■ Job: From the data that follows, report how many lines hold the string "JSON", giving only the number.

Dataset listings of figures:
-- BEGIN --
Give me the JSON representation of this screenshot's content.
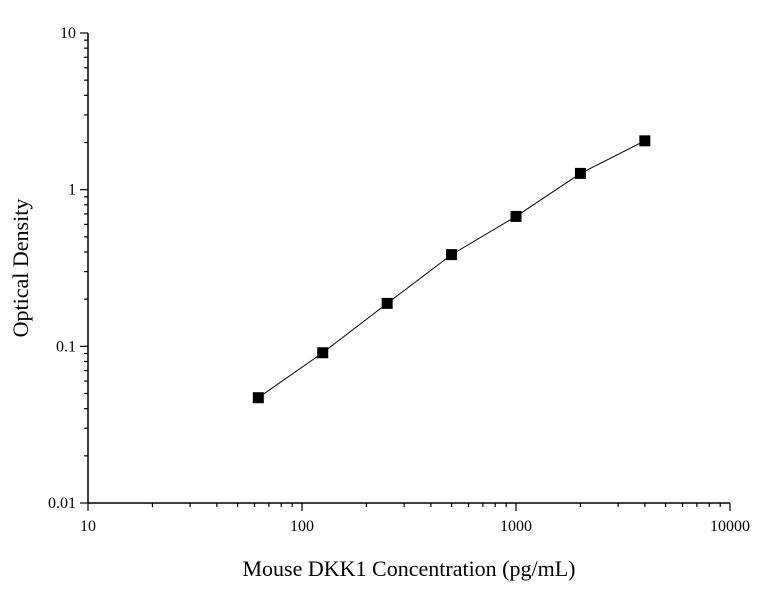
{
  "chart_data": {
    "type": "scatter",
    "title": "",
    "xlabel": "Mouse DKK1 Concentration (pg/mL)",
    "ylabel": "Optical Density",
    "x_scale": "log",
    "y_scale": "log",
    "xlim": [
      10,
      10000
    ],
    "ylim": [
      0.01,
      10
    ],
    "x_ticks": [
      {
        "value": 10,
        "label": "10"
      },
      {
        "value": 100,
        "label": "100"
      },
      {
        "value": 1000,
        "label": "1000"
      },
      {
        "value": 10000,
        "label": "10000"
      }
    ],
    "y_ticks": [
      {
        "value": 0.01,
        "label": "0.01"
      },
      {
        "value": 0.1,
        "label": "0.1"
      },
      {
        "value": 1,
        "label": "1"
      },
      {
        "value": 10,
        "label": "10"
      }
    ],
    "grid": false,
    "legend": "none",
    "series": [
      {
        "x": [
          62.5,
          125,
          250,
          500,
          1000,
          2000,
          4000
        ],
        "y": [
          0.047,
          0.091,
          0.188,
          0.385,
          0.675,
          1.27,
          2.05
        ],
        "marker": "square",
        "connected": true,
        "color": "#000000"
      }
    ]
  }
}
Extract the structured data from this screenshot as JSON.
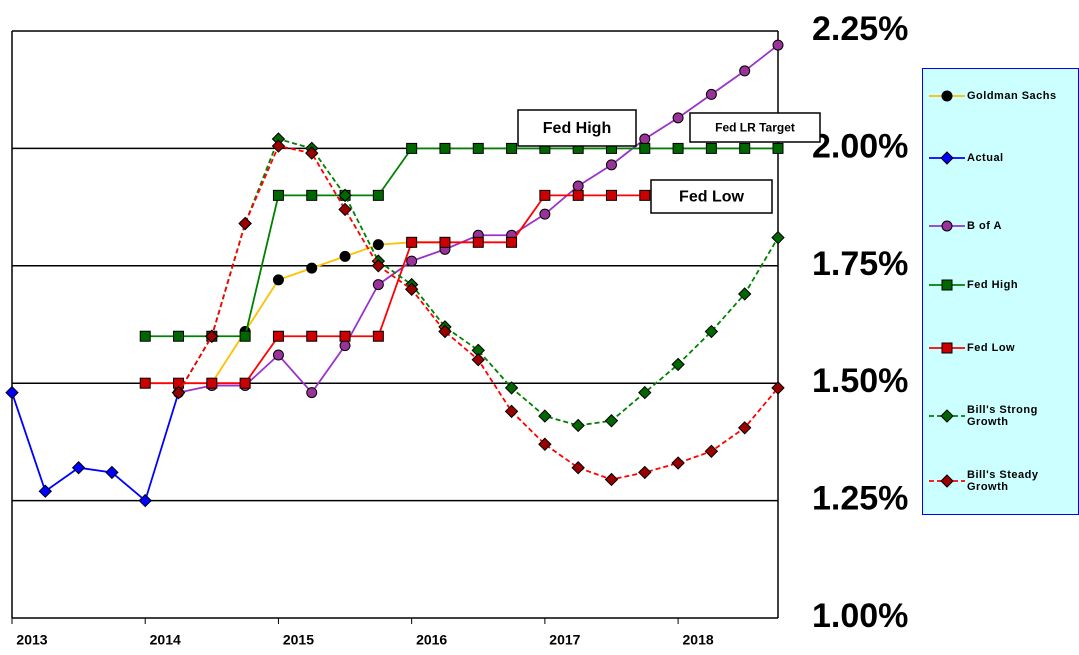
{
  "chart_data": {
    "type": "line",
    "x": [
      2013,
      2013.25,
      2013.5,
      2013.75,
      2014,
      2014.25,
      2014.5,
      2014.75,
      2015,
      2015.25,
      2015.5,
      2015.75,
      2016,
      2016.25,
      2016.5,
      2016.75,
      2017,
      2017.25,
      2017.5,
      2017.75,
      2018,
      2018.25,
      2018.5,
      2018.75
    ],
    "xlim": [
      2013,
      2018.75
    ],
    "xticks": [
      2013,
      2014,
      2015,
      2016,
      2017,
      2018
    ],
    "ylim": [
      1,
      2.25
    ],
    "yticks": [
      {
        "value": 1,
        "label": "1.00%"
      },
      {
        "value": 1.25,
        "label": "1.25%"
      },
      {
        "value": 1.5,
        "label": "1.50%"
      },
      {
        "value": 1.75,
        "label": "1.75%"
      },
      {
        "value": 2,
        "label": "2.00%"
      },
      {
        "value": 2.25,
        "label": "2.25%"
      }
    ],
    "grid": true,
    "legend": "right",
    "annotations": [
      "Fed High",
      "Fed LR Target",
      "Fed Low"
    ],
    "series": [
      {
        "name": "Goldman Sachs",
        "color": "#ffc000",
        "marker": "circle",
        "marker_color": "#000000",
        "dashed": false,
        "values": [
          null,
          null,
          null,
          null,
          null,
          null,
          1.5,
          1.61,
          1.72,
          1.745,
          1.77,
          1.795,
          1.8,
          1.8,
          null,
          null,
          null,
          null,
          null,
          null,
          null,
          null,
          null,
          null
        ]
      },
      {
        "name": "Actual",
        "color": "#0000ff",
        "marker": "diamond",
        "marker_color": "#0000ff",
        "dashed": false,
        "values": [
          1.48,
          1.27,
          1.32,
          1.31,
          1.25,
          1.48,
          null,
          null,
          null,
          null,
          null,
          null,
          null,
          null,
          null,
          null,
          null,
          null,
          null,
          null,
          null,
          null,
          null,
          null
        ]
      },
      {
        "name": "B of A",
        "color": "#9933cc",
        "marker": "circle",
        "marker_color": "#993399",
        "dashed": false,
        "values": [
          null,
          null,
          null,
          null,
          null,
          1.48,
          1.495,
          1.495,
          1.56,
          1.48,
          1.58,
          1.71,
          1.76,
          1.785,
          1.815,
          1.815,
          1.86,
          1.92,
          1.965,
          2.02,
          2.065,
          2.115,
          2.165,
          2.22
        ]
      },
      {
        "name": "Fed High",
        "color": "#008000",
        "marker": "square",
        "marker_color": "#006600",
        "dashed": false,
        "values": [
          null,
          null,
          null,
          null,
          1.6,
          1.6,
          1.6,
          1.6,
          1.9,
          1.9,
          1.9,
          1.9,
          2.0,
          2.0,
          2.0,
          2.0,
          2.0,
          2.0,
          2.0,
          2.0,
          2.0,
          2.0,
          2.0,
          2.0
        ]
      },
      {
        "name": "Fed Low",
        "color": "#ff0000",
        "marker": "square",
        "marker_color": "#cc0000",
        "dashed": false,
        "values": [
          null,
          null,
          null,
          null,
          1.5,
          1.5,
          1.5,
          1.5,
          1.6,
          1.6,
          1.6,
          1.6,
          1.8,
          1.8,
          1.8,
          1.8,
          1.9,
          1.9,
          1.9,
          1.9,
          null,
          null,
          null,
          null
        ]
      },
      {
        "name": "Bill's Strong Growth",
        "color": "#008000",
        "marker": "diamond",
        "marker_color": "#006600",
        "dashed": true,
        "values": [
          null,
          null,
          null,
          null,
          null,
          1.48,
          1.6,
          1.84,
          2.02,
          2.0,
          1.9,
          1.76,
          1.71,
          1.62,
          1.57,
          1.49,
          1.43,
          1.41,
          1.42,
          1.48,
          1.54,
          1.61,
          1.69,
          1.81
        ]
      },
      {
        "name": "Bill's Steady Growth",
        "color": "#ff0000",
        "marker": "diamond",
        "marker_color": "#990000",
        "dashed": true,
        "values": [
          null,
          null,
          null,
          null,
          null,
          1.48,
          1.6,
          1.84,
          2.005,
          1.99,
          1.87,
          1.75,
          1.7,
          1.61,
          1.55,
          1.44,
          1.37,
          1.32,
          1.295,
          1.31,
          1.33,
          1.355,
          1.405,
          1.49
        ]
      }
    ]
  }
}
-- END --
■ Solution: 2